:: EXTRACTED RECORDS ::
++++
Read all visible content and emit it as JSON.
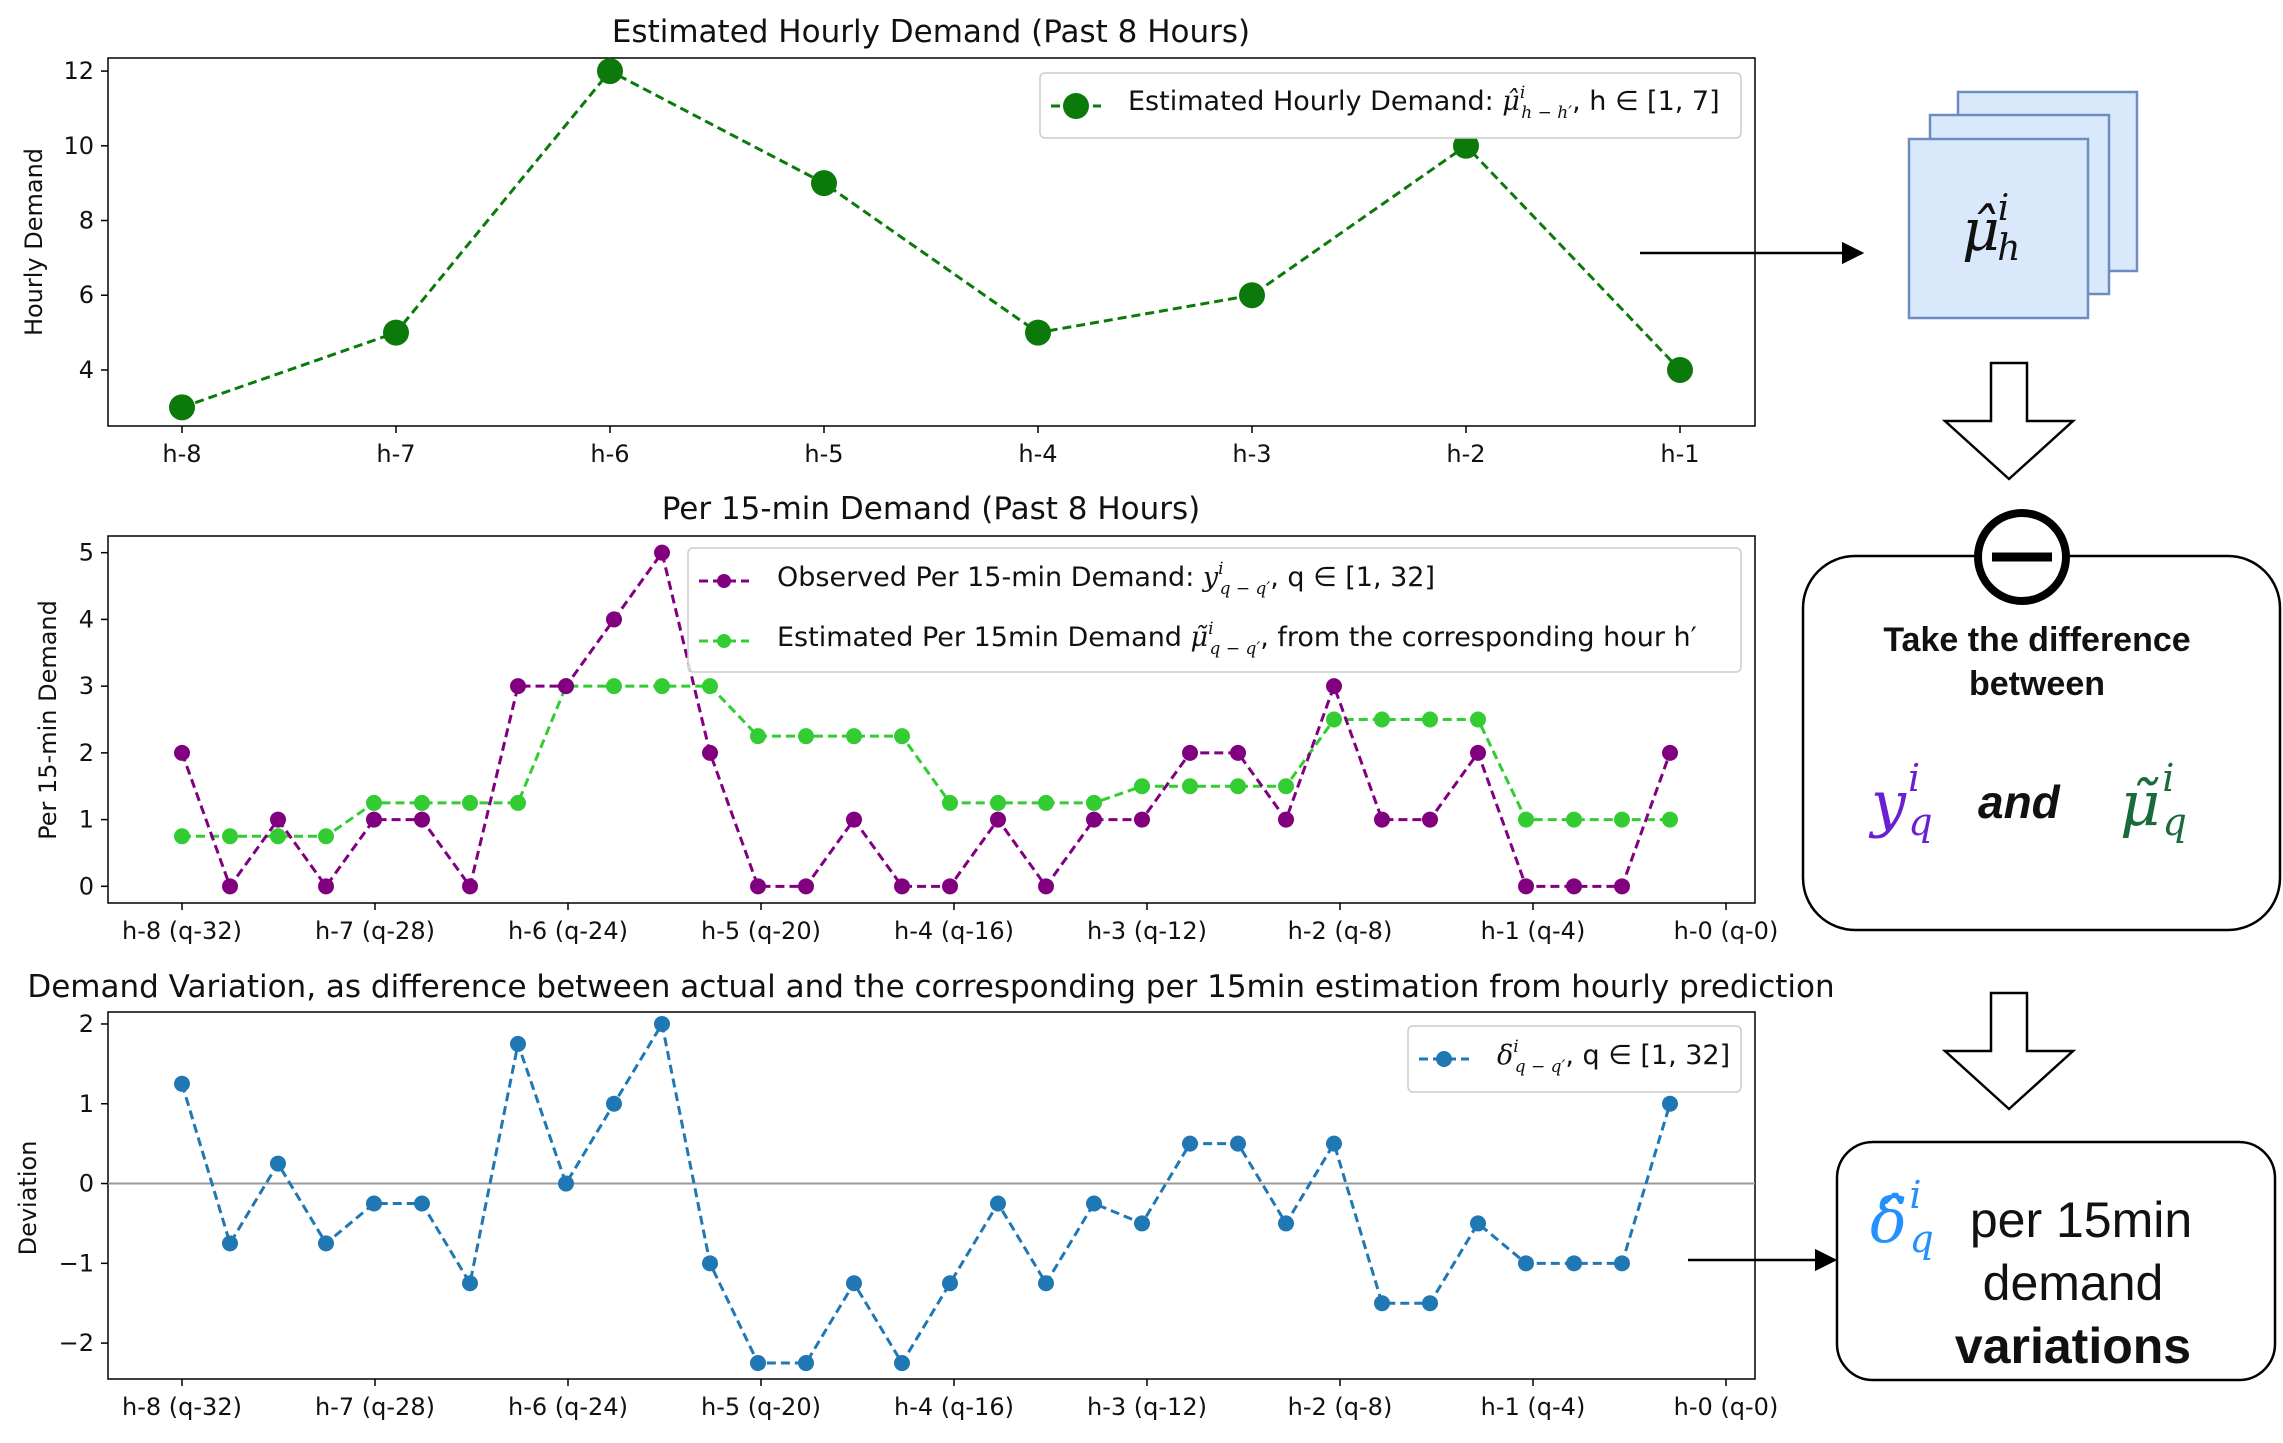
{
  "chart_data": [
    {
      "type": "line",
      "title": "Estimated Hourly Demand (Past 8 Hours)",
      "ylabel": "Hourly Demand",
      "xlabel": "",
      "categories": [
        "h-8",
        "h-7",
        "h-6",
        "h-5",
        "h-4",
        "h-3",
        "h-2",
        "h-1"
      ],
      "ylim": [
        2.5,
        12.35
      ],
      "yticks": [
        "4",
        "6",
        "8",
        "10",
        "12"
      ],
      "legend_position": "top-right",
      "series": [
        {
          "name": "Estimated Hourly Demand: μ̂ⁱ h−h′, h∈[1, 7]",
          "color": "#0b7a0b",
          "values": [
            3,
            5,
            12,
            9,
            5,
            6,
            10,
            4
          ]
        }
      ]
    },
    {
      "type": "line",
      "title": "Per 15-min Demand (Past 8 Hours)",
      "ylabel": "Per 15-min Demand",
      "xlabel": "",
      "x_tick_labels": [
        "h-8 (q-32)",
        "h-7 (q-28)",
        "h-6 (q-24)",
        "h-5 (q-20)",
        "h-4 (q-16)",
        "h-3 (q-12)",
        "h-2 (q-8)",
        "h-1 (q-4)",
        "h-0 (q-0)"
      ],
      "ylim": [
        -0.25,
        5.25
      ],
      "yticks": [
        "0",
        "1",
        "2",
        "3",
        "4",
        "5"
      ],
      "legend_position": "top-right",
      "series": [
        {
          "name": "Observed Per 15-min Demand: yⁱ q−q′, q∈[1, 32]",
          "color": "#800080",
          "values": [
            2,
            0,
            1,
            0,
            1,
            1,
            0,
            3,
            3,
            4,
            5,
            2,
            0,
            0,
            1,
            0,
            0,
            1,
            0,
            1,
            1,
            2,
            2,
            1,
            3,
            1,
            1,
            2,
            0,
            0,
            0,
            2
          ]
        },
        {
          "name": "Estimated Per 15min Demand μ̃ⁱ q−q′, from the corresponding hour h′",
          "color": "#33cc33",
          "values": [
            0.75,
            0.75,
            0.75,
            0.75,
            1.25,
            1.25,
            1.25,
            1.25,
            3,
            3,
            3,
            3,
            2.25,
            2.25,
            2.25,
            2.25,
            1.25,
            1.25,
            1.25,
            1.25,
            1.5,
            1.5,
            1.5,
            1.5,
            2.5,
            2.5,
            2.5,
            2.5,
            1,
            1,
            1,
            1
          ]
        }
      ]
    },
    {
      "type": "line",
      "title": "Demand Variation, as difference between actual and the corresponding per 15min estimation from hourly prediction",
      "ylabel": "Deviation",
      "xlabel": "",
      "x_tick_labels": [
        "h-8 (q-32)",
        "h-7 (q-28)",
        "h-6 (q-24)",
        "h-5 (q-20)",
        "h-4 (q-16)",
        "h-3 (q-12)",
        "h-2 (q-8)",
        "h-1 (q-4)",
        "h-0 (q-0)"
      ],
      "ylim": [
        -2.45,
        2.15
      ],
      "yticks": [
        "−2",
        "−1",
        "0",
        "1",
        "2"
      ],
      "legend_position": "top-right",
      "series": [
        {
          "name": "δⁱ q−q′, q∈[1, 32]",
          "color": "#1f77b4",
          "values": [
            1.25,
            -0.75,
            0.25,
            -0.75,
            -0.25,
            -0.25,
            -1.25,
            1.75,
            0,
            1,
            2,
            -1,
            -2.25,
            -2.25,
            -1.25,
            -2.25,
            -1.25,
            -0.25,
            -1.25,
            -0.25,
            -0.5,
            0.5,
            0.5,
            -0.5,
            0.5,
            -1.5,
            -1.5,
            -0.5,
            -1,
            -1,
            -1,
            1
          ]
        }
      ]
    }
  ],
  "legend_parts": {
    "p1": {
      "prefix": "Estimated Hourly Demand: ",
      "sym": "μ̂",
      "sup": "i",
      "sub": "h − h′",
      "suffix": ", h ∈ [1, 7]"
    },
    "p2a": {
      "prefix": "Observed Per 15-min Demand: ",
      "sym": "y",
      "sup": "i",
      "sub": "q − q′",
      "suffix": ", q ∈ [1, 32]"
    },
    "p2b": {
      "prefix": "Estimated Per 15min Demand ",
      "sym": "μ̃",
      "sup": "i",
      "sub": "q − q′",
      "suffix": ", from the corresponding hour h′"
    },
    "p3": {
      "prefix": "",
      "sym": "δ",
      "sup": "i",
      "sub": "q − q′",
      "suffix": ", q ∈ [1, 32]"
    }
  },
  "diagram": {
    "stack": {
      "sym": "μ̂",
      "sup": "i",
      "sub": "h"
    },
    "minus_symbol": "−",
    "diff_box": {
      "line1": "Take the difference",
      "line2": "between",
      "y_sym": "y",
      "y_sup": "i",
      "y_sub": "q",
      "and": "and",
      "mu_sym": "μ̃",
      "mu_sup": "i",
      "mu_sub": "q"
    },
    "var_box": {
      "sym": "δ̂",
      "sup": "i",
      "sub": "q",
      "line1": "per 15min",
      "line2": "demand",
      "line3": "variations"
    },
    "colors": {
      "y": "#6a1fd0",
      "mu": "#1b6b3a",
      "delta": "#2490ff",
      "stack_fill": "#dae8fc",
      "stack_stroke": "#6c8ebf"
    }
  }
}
++++
:: REQUEST ::
Write the records out once more, exactly as they appear, with no pictures.

:: EXERCISE SOLUTION ::
Read all visible content and emit it as JSON.
{
  "chart_data": [
    {
      "type": "line",
      "title": "Estimated Hourly Demand (Past 8 Hours)",
      "ylabel": "Hourly Demand",
      "xlabel": "",
      "categories": [
        "h-8",
        "h-7",
        "h-6",
        "h-5",
        "h-4",
        "h-3",
        "h-2",
        "h-1"
      ],
      "ylim": [
        2.5,
        12.35
      ],
      "yticks": [
        "4",
        "6",
        "8",
        "10",
        "12"
      ],
      "legend_position": "top-right",
      "series": [
        {
          "name": "Estimated Hourly Demand: μ̂ⁱ h−h′, h∈[1, 7]",
          "color": "#0b7a0b",
          "values": [
            3,
            5,
            12,
            9,
            5,
            6,
            10,
            4
          ]
        }
      ]
    },
    {
      "type": "line",
      "title": "Per 15-min Demand (Past 8 Hours)",
      "ylabel": "Per 15-min Demand",
      "xlabel": "",
      "x_tick_labels": [
        "h-8 (q-32)",
        "h-7 (q-28)",
        "h-6 (q-24)",
        "h-5 (q-20)",
        "h-4 (q-16)",
        "h-3 (q-12)",
        "h-2 (q-8)",
        "h-1 (q-4)",
        "h-0 (q-0)"
      ],
      "ylim": [
        -0.25,
        5.25
      ],
      "yticks": [
        "0",
        "1",
        "2",
        "3",
        "4",
        "5"
      ],
      "legend_position": "top-right",
      "series": [
        {
          "name": "Observed Per 15-min Demand: yⁱ q−q′, q∈[1, 32]",
          "color": "#800080",
          "values": [
            2,
            0,
            1,
            0,
            1,
            1,
            0,
            3,
            3,
            4,
            5,
            2,
            0,
            0,
            1,
            0,
            0,
            1,
            0,
            1,
            1,
            2,
            2,
            1,
            3,
            1,
            1,
            2,
            0,
            0,
            0,
            2
          ]
        },
        {
          "name": "Estimated Per 15min Demand μ̃ⁱ q−q′, from the corresponding hour h′",
          "color": "#33cc33",
          "values": [
            0.75,
            0.75,
            0.75,
            0.75,
            1.25,
            1.25,
            1.25,
            1.25,
            3,
            3,
            3,
            3,
            2.25,
            2.25,
            2.25,
            2.25,
            1.25,
            1.25,
            1.25,
            1.25,
            1.5,
            1.5,
            1.5,
            1.5,
            2.5,
            2.5,
            2.5,
            2.5,
            1,
            1,
            1,
            1
          ]
        }
      ]
    },
    {
      "type": "line",
      "title": "Demand Variation, as difference between actual and the corresponding per 15min estimation from hourly prediction",
      "ylabel": "Deviation",
      "xlabel": "",
      "x_tick_labels": [
        "h-8 (q-32)",
        "h-7 (q-28)",
        "h-6 (q-24)",
        "h-5 (q-20)",
        "h-4 (q-16)",
        "h-3 (q-12)",
        "h-2 (q-8)",
        "h-1 (q-4)",
        "h-0 (q-0)"
      ],
      "ylim": [
        -2.45,
        2.15
      ],
      "yticks": [
        "−2",
        "−1",
        "0",
        "1",
        "2"
      ],
      "legend_position": "top-right",
      "series": [
        {
          "name": "δⁱ q−q′, q∈[1, 32]",
          "color": "#1f77b4",
          "values": [
            1.25,
            -0.75,
            0.25,
            -0.75,
            -0.25,
            -0.25,
            -1.25,
            1.75,
            0,
            1,
            2,
            -1,
            -2.25,
            -2.25,
            -1.25,
            -2.25,
            -1.25,
            -0.25,
            -1.25,
            -0.25,
            -0.5,
            0.5,
            0.5,
            -0.5,
            0.5,
            -1.5,
            -1.5,
            -0.5,
            -1,
            -1,
            -1,
            1
          ]
        }
      ]
    }
  ],
  "legend_parts": {
    "p1": {
      "prefix": "Estimated Hourly Demand: ",
      "sym": "μ̂",
      "sup": "i",
      "sub": "h − h′",
      "suffix": ", h ∈ [1, 7]"
    },
    "p2a": {
      "prefix": "Observed Per 15-min Demand: ",
      "sym": "y",
      "sup": "i",
      "sub": "q − q′",
      "suffix": ", q ∈ [1, 32]"
    },
    "p2b": {
      "prefix": "Estimated Per 15min Demand ",
      "sym": "μ̃",
      "sup": "i",
      "sub": "q − q′",
      "suffix": ", from the corresponding hour h′"
    },
    "p3": {
      "prefix": "",
      "sym": "δ",
      "sup": "i",
      "sub": "q − q′",
      "suffix": ", q ∈ [1, 32]"
    }
  },
  "diagram": {
    "stack": {
      "sym": "μ̂",
      "sup": "i",
      "sub": "h"
    },
    "minus_symbol": "−",
    "diff_box": {
      "line1": "Take the difference",
      "line2": "between",
      "y_sym": "y",
      "y_sup": "i",
      "y_sub": "q",
      "and": "and",
      "mu_sym": "μ̃",
      "mu_sup": "i",
      "mu_sub": "q"
    },
    "var_box": {
      "sym": "δ̂",
      "sup": "i",
      "sub": "q",
      "line1": "per 15min",
      "line2": "demand",
      "line3": "variations"
    },
    "colors": {
      "y": "#6a1fd0",
      "mu": "#1b6b3a",
      "delta": "#2490ff",
      "stack_fill": "#dae8fc",
      "stack_stroke": "#6c8ebf"
    }
  }
}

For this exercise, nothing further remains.